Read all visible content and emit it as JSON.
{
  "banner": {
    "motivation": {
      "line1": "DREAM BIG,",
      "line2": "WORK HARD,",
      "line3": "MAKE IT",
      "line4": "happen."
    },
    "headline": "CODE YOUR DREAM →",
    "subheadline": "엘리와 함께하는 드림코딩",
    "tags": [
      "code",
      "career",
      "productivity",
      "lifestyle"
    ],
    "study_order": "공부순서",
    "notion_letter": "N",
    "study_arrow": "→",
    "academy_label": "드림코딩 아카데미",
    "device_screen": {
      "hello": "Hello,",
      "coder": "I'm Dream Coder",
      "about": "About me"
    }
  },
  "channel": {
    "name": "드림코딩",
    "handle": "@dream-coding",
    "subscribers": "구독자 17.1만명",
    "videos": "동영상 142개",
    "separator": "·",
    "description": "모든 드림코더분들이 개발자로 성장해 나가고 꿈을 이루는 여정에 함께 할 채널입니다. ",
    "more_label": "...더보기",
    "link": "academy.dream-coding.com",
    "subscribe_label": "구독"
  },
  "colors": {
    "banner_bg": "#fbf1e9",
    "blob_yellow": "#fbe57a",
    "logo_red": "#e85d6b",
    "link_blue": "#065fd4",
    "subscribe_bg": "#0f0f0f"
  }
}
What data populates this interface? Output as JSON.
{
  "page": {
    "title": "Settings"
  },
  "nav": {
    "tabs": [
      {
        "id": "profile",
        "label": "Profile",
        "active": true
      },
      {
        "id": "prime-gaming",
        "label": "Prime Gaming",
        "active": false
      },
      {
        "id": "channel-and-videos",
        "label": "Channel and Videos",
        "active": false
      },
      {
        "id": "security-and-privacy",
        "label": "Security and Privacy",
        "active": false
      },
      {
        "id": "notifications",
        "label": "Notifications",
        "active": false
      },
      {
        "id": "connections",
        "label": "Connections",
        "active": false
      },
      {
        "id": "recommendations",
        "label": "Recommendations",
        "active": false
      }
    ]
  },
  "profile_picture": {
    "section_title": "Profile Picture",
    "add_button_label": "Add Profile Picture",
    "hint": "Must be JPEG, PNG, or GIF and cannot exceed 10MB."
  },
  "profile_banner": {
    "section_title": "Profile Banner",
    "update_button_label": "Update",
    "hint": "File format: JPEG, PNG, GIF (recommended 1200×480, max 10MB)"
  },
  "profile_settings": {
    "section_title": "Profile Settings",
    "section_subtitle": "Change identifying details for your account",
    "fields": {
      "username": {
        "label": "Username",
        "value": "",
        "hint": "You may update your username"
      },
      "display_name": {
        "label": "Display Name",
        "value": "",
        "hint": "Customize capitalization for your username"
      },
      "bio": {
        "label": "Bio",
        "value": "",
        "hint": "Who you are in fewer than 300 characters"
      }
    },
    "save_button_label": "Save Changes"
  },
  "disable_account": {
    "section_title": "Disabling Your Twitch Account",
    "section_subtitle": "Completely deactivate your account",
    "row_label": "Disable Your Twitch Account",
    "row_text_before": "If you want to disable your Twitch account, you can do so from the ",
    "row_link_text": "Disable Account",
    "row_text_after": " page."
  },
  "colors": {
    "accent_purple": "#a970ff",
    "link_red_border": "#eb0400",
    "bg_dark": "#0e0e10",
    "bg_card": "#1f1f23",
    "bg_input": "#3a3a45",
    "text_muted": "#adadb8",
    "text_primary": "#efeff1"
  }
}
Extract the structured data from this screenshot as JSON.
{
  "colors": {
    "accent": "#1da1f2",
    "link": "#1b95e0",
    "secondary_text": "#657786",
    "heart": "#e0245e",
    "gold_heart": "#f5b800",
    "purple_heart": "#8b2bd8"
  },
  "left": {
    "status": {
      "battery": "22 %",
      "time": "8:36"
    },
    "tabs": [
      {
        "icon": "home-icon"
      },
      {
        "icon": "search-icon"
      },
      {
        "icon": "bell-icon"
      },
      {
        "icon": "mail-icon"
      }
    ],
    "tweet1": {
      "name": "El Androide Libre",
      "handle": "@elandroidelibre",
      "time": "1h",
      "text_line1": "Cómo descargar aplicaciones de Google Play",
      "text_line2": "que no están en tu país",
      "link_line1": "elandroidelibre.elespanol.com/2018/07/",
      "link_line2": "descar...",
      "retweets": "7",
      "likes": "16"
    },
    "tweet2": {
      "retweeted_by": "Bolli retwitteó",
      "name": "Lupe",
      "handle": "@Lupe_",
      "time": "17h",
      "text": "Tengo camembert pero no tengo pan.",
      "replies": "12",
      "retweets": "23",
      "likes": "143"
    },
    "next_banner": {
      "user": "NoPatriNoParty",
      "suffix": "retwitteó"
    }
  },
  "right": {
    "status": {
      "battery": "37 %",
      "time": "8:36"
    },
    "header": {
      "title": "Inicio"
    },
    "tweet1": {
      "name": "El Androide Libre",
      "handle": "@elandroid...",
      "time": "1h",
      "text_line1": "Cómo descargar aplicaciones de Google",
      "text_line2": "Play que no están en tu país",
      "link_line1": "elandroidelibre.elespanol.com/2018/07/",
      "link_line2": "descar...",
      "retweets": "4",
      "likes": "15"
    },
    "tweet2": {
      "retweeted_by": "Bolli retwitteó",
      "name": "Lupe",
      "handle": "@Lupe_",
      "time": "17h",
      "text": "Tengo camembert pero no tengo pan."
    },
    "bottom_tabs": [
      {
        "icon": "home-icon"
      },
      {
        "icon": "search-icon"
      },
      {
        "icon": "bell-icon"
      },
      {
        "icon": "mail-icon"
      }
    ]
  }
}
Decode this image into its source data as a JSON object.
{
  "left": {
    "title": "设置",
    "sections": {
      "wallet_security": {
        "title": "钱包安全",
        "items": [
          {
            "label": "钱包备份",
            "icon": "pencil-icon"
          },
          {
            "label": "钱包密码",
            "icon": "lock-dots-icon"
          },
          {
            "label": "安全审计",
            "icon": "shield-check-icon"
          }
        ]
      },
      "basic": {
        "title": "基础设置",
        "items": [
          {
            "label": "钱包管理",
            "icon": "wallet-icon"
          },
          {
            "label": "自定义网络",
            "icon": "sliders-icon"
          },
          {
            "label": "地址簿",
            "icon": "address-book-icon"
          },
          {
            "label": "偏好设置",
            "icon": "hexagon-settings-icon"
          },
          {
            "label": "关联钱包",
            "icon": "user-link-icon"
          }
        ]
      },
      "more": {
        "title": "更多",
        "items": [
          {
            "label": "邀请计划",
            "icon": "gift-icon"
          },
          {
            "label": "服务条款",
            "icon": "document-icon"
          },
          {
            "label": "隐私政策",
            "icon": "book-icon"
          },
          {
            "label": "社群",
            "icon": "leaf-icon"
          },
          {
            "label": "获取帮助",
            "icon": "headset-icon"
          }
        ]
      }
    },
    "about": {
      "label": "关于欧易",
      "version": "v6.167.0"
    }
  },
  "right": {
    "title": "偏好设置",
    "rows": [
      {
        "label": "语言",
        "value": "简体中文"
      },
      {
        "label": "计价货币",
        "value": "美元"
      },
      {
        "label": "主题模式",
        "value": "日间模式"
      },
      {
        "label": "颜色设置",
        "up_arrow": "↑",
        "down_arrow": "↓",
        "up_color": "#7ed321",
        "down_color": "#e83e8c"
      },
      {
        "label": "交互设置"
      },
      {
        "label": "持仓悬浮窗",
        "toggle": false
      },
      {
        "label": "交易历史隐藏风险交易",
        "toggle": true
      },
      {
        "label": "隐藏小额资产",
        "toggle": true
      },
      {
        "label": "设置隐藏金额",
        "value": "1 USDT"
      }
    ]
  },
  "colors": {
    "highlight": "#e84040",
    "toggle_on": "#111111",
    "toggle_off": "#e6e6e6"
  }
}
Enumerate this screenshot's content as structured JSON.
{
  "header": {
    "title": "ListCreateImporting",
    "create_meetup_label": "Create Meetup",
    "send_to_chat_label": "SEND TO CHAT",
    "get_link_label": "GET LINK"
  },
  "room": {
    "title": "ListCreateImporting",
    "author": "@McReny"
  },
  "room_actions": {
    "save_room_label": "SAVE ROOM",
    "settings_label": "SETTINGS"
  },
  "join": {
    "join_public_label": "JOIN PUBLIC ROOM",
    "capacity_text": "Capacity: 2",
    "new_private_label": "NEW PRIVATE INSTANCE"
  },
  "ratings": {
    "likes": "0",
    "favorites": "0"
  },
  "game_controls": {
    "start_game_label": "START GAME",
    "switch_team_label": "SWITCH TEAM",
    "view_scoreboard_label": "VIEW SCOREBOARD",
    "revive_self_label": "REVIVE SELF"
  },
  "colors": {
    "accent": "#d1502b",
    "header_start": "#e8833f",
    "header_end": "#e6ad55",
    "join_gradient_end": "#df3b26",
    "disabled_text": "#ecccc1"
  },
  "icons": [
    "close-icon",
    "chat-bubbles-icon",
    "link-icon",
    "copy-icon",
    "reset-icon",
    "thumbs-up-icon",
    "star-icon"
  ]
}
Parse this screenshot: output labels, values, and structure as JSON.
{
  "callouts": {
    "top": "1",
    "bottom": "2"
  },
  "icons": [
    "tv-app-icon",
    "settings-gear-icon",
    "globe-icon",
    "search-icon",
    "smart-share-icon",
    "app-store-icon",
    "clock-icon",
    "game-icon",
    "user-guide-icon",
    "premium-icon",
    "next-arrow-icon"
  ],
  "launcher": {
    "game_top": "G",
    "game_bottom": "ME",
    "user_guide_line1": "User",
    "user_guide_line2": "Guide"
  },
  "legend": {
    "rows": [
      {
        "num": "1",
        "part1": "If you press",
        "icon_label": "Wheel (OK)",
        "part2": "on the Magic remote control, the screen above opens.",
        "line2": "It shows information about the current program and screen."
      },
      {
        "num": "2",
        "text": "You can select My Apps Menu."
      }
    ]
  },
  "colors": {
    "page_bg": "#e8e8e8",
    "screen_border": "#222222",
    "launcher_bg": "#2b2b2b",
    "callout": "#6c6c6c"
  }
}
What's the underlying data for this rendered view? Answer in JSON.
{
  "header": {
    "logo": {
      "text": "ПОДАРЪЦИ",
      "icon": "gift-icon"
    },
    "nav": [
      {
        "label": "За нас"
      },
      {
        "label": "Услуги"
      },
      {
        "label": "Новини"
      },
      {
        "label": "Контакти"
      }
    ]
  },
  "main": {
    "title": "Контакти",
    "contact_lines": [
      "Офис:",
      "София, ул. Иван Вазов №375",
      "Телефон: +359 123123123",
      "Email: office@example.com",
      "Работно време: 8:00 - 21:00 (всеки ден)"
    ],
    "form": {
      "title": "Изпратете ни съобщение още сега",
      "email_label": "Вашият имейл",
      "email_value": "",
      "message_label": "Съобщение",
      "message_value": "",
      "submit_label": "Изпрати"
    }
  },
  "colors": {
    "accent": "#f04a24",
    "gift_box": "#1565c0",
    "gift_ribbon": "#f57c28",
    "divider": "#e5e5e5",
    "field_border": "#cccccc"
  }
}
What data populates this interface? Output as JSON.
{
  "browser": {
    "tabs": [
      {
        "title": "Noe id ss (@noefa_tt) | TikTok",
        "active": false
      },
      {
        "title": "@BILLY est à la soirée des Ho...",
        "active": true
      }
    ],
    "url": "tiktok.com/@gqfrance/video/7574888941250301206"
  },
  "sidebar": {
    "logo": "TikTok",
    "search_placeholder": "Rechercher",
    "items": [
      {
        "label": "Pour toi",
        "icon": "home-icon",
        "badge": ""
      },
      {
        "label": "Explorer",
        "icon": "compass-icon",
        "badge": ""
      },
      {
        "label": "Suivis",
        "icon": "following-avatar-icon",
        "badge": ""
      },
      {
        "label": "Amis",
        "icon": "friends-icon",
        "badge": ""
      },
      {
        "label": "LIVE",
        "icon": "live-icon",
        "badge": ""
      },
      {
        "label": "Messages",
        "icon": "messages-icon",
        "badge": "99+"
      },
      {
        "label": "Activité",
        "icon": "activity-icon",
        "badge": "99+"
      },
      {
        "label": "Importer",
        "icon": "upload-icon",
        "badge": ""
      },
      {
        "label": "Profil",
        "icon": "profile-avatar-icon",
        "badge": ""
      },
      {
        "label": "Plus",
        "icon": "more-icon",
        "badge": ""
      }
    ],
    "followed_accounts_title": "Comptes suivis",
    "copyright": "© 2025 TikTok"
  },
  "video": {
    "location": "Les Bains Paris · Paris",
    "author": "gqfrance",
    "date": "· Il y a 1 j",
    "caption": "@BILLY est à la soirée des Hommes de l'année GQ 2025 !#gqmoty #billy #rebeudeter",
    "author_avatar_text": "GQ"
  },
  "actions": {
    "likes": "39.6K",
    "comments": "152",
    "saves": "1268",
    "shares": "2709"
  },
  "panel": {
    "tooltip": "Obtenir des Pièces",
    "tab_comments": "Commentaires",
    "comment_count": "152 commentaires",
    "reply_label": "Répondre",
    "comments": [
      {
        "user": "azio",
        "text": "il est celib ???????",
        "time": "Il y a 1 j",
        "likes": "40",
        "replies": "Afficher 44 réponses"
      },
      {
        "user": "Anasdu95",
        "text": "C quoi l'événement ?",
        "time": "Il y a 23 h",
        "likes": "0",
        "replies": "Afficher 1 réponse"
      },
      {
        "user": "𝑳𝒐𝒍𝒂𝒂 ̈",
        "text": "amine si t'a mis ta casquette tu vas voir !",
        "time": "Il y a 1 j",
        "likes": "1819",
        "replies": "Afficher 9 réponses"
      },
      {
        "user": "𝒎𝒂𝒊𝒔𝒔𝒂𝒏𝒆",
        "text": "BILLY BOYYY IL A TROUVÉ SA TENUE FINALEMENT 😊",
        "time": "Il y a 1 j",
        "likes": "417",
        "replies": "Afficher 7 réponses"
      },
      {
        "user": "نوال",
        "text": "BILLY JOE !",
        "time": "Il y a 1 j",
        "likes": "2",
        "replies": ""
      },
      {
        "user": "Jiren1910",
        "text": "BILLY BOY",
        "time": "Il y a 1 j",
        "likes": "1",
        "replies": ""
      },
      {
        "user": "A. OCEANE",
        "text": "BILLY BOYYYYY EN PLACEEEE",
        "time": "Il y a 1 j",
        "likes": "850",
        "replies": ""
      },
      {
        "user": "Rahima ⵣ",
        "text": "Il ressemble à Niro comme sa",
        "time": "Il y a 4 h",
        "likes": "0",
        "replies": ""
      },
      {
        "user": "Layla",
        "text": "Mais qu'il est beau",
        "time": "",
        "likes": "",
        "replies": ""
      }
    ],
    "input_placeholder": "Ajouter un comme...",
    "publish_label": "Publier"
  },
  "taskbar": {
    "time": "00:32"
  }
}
#####
■ Required task: Tally every line of the data that holds the word "pero" and write the count alone.

■ Solution to this exercise: 2